How many lines in the records below hold the string "Work"? Answer with the number alone.
* Begin INPUT DATA *
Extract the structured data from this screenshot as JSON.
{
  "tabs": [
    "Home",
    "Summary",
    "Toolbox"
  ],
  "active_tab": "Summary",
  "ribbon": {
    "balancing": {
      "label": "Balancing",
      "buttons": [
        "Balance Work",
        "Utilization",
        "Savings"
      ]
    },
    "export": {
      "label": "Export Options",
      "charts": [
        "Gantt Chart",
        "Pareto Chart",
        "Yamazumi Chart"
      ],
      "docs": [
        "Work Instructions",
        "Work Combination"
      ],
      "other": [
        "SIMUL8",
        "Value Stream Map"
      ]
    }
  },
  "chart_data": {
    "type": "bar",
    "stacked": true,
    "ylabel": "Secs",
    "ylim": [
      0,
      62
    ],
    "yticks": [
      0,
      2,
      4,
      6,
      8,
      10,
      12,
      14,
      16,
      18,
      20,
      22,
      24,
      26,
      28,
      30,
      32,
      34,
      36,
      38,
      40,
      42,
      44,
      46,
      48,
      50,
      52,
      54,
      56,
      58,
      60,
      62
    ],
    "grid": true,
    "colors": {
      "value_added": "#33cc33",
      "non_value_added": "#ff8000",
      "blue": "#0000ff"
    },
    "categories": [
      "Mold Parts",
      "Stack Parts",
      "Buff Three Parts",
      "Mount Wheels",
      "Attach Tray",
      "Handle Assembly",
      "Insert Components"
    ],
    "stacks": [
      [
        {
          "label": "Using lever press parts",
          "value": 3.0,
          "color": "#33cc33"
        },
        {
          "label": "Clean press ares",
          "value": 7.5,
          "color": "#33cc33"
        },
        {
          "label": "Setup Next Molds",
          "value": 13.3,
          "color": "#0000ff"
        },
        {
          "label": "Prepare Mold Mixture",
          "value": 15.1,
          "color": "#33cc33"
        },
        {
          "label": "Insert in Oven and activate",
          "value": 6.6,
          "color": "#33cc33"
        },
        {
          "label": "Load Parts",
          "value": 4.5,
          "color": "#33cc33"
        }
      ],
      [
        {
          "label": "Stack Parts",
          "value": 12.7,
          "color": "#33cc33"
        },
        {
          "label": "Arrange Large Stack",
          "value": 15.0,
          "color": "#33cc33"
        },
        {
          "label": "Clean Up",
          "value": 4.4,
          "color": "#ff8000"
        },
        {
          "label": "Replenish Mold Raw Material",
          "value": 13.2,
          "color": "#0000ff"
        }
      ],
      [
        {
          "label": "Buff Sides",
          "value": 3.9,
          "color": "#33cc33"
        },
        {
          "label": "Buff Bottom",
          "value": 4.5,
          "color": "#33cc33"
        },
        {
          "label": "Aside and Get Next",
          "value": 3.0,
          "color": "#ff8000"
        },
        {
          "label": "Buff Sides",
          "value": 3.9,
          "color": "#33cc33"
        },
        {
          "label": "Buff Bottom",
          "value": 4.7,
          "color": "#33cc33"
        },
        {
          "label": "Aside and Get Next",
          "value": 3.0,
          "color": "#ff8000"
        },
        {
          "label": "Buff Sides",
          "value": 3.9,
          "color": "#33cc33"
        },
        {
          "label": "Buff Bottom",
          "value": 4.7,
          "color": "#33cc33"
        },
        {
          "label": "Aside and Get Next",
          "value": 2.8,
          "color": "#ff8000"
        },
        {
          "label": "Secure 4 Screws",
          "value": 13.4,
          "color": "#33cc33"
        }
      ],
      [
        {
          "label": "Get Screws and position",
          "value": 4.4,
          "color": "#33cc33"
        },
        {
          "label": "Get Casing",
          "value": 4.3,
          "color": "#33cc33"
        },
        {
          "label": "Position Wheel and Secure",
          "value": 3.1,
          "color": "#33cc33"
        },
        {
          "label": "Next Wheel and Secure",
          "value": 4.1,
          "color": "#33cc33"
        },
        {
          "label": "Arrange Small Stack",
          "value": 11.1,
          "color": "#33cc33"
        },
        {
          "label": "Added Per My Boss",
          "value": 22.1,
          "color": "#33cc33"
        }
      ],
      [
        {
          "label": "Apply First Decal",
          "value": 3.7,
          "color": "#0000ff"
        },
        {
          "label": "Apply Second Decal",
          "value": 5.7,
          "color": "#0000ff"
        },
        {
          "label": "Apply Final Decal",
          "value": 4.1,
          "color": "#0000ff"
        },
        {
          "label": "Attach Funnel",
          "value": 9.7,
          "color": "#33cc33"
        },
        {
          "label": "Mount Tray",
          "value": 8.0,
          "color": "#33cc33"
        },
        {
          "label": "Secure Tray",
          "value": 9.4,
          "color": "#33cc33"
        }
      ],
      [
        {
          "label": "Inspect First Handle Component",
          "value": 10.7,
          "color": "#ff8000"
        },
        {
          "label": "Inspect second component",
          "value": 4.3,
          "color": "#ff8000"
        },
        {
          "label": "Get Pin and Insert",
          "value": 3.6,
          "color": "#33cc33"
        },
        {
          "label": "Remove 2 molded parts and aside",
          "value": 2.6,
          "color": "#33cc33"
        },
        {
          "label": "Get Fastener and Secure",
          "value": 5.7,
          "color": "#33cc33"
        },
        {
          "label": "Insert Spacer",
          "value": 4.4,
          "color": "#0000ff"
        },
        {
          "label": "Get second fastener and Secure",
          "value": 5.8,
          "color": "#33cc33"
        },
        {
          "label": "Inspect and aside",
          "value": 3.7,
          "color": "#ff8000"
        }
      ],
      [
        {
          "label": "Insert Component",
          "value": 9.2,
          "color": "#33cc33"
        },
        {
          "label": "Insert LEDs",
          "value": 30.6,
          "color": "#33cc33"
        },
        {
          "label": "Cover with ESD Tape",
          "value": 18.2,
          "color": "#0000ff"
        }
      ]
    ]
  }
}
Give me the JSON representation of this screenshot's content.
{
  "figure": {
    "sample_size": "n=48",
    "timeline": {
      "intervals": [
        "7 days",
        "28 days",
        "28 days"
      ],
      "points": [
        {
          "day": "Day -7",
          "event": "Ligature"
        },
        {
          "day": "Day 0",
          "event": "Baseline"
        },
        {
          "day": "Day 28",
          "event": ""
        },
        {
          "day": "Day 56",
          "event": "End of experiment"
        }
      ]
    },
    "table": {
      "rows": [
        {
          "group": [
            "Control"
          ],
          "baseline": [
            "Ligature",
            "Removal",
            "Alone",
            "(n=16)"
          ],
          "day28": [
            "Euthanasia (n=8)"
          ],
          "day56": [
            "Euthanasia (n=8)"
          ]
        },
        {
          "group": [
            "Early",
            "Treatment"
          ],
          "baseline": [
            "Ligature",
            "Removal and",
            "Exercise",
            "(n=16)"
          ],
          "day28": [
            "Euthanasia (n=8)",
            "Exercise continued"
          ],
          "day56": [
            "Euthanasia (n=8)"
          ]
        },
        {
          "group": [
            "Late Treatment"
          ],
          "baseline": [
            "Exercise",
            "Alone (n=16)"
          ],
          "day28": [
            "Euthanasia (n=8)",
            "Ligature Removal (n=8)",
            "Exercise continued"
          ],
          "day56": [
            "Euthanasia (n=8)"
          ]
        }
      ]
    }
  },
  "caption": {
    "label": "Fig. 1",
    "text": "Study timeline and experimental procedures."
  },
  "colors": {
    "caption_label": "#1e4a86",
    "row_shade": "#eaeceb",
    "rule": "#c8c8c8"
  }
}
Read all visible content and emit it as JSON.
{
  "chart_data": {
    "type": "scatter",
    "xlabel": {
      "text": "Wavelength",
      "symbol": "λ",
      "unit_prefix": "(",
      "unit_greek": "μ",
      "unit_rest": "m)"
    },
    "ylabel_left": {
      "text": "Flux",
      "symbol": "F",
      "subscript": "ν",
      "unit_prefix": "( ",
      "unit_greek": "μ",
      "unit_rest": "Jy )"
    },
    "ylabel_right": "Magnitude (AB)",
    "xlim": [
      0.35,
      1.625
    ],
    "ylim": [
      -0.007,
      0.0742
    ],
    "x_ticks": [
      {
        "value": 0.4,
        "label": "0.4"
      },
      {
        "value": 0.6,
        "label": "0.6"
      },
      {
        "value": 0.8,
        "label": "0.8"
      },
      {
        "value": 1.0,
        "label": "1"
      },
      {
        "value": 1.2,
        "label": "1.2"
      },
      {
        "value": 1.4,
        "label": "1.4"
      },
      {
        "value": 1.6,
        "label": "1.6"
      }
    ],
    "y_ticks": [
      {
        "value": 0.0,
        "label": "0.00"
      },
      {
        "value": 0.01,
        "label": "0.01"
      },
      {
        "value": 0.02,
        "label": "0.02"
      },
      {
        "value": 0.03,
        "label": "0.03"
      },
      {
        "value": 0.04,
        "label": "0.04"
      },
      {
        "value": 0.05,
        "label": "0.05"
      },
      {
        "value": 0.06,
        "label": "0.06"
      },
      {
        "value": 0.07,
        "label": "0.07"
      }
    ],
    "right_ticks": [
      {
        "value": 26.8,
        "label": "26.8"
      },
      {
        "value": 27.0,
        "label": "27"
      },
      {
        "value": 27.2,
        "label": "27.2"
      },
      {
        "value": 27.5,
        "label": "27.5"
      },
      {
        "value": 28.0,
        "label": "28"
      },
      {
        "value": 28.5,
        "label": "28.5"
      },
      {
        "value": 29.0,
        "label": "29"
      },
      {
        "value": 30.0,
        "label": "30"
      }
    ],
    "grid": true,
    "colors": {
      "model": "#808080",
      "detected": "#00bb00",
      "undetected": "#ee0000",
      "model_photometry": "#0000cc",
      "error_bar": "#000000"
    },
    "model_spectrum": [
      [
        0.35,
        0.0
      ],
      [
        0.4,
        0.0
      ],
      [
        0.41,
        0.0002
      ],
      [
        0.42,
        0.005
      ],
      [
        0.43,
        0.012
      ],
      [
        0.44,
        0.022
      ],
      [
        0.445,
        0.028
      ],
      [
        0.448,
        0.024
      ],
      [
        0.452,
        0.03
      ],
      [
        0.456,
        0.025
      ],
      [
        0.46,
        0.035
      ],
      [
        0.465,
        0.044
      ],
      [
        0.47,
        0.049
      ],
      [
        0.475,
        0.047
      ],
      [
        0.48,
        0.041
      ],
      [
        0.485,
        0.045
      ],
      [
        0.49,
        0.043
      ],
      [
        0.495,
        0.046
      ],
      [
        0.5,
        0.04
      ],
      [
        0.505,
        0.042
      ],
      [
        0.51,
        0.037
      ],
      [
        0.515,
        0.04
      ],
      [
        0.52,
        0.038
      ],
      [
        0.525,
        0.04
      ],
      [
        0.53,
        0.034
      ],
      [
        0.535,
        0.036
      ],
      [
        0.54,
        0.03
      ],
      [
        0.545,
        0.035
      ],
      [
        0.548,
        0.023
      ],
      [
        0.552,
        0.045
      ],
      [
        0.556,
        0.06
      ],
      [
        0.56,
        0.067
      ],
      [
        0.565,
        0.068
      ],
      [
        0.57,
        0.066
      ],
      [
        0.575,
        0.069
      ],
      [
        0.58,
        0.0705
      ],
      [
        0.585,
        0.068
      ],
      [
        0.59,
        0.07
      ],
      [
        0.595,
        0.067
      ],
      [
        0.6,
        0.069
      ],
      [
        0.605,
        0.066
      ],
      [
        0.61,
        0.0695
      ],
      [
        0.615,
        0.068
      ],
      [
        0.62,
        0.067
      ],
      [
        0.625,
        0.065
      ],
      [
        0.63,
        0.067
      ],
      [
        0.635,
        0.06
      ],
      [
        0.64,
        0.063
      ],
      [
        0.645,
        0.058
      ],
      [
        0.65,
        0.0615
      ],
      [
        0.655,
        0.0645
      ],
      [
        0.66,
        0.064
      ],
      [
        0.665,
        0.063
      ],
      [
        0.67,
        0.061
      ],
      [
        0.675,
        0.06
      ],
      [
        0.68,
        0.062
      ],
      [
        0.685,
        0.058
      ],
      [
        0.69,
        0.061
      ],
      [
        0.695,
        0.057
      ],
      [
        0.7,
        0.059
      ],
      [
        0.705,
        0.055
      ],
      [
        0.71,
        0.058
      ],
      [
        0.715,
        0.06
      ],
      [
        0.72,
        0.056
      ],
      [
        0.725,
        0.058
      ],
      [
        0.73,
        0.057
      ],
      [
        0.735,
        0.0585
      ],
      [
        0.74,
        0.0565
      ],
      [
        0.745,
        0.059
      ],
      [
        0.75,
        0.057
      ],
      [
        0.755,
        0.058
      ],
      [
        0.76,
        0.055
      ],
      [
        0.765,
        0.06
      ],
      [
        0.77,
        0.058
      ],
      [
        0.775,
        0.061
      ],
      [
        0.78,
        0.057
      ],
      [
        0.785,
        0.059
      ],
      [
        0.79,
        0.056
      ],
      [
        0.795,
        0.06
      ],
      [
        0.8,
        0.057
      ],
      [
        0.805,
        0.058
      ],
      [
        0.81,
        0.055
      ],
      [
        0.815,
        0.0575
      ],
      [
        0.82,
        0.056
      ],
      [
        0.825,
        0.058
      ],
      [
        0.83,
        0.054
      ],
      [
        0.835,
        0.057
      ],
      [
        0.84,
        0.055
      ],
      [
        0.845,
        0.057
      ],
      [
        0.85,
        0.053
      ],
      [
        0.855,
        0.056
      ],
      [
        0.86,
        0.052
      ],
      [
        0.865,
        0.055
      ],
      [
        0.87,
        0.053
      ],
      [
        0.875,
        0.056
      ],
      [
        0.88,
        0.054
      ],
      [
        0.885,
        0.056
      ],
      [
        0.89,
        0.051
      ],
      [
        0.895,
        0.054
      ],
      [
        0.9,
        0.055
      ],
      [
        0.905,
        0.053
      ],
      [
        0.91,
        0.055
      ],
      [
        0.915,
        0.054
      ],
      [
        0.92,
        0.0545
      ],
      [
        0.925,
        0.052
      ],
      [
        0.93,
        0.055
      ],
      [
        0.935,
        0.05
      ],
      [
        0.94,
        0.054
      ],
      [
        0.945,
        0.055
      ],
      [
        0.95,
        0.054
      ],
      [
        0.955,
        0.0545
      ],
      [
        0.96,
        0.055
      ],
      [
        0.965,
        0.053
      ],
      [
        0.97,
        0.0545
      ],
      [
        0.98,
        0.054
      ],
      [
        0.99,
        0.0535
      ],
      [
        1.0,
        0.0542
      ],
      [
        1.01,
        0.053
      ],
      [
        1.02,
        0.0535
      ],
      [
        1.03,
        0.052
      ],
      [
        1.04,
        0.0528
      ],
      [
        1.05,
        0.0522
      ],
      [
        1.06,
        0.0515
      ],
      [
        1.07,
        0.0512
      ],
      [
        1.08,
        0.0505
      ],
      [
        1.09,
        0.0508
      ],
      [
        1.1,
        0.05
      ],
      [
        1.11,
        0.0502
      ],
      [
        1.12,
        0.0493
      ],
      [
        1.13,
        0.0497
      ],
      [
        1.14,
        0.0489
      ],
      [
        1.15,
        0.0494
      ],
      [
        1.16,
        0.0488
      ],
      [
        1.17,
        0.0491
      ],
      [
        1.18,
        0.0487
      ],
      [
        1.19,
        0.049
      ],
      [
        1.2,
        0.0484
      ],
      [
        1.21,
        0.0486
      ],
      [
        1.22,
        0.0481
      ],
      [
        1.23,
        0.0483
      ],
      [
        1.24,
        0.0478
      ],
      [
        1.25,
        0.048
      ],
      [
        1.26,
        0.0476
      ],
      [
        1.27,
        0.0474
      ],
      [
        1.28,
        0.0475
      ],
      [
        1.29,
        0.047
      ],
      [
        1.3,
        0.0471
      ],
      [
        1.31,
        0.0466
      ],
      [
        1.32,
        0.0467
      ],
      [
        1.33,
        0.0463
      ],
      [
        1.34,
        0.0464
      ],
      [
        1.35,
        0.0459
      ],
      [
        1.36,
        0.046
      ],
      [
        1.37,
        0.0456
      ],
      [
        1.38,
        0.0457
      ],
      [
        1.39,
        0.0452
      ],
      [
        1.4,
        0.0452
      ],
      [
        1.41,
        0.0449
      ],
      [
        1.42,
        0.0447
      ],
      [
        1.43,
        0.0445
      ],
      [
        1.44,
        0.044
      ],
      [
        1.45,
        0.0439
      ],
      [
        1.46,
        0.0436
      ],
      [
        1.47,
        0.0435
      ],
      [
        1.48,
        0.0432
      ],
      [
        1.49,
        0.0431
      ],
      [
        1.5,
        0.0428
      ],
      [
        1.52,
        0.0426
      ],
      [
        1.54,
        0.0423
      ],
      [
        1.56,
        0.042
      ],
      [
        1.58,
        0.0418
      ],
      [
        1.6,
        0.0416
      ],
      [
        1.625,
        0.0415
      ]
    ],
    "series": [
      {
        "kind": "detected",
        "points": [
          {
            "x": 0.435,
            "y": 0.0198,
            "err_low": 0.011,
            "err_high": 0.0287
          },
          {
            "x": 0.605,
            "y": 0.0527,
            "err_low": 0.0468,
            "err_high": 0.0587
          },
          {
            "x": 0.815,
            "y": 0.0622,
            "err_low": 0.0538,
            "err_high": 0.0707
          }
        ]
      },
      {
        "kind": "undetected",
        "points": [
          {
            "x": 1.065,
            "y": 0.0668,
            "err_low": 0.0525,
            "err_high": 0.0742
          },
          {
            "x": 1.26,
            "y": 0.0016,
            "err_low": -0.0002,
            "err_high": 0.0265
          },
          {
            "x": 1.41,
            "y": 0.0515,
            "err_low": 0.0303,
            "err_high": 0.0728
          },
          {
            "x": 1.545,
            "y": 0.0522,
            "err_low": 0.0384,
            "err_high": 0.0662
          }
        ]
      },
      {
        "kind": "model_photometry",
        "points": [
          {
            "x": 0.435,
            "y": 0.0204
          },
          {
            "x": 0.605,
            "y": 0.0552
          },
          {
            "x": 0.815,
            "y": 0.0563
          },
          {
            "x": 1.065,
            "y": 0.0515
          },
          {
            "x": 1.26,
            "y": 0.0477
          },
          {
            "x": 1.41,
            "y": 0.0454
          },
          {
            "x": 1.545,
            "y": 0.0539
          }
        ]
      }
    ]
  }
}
* End INPUT DATA *
■ **OUTPUT FOR THIS TASK**: 3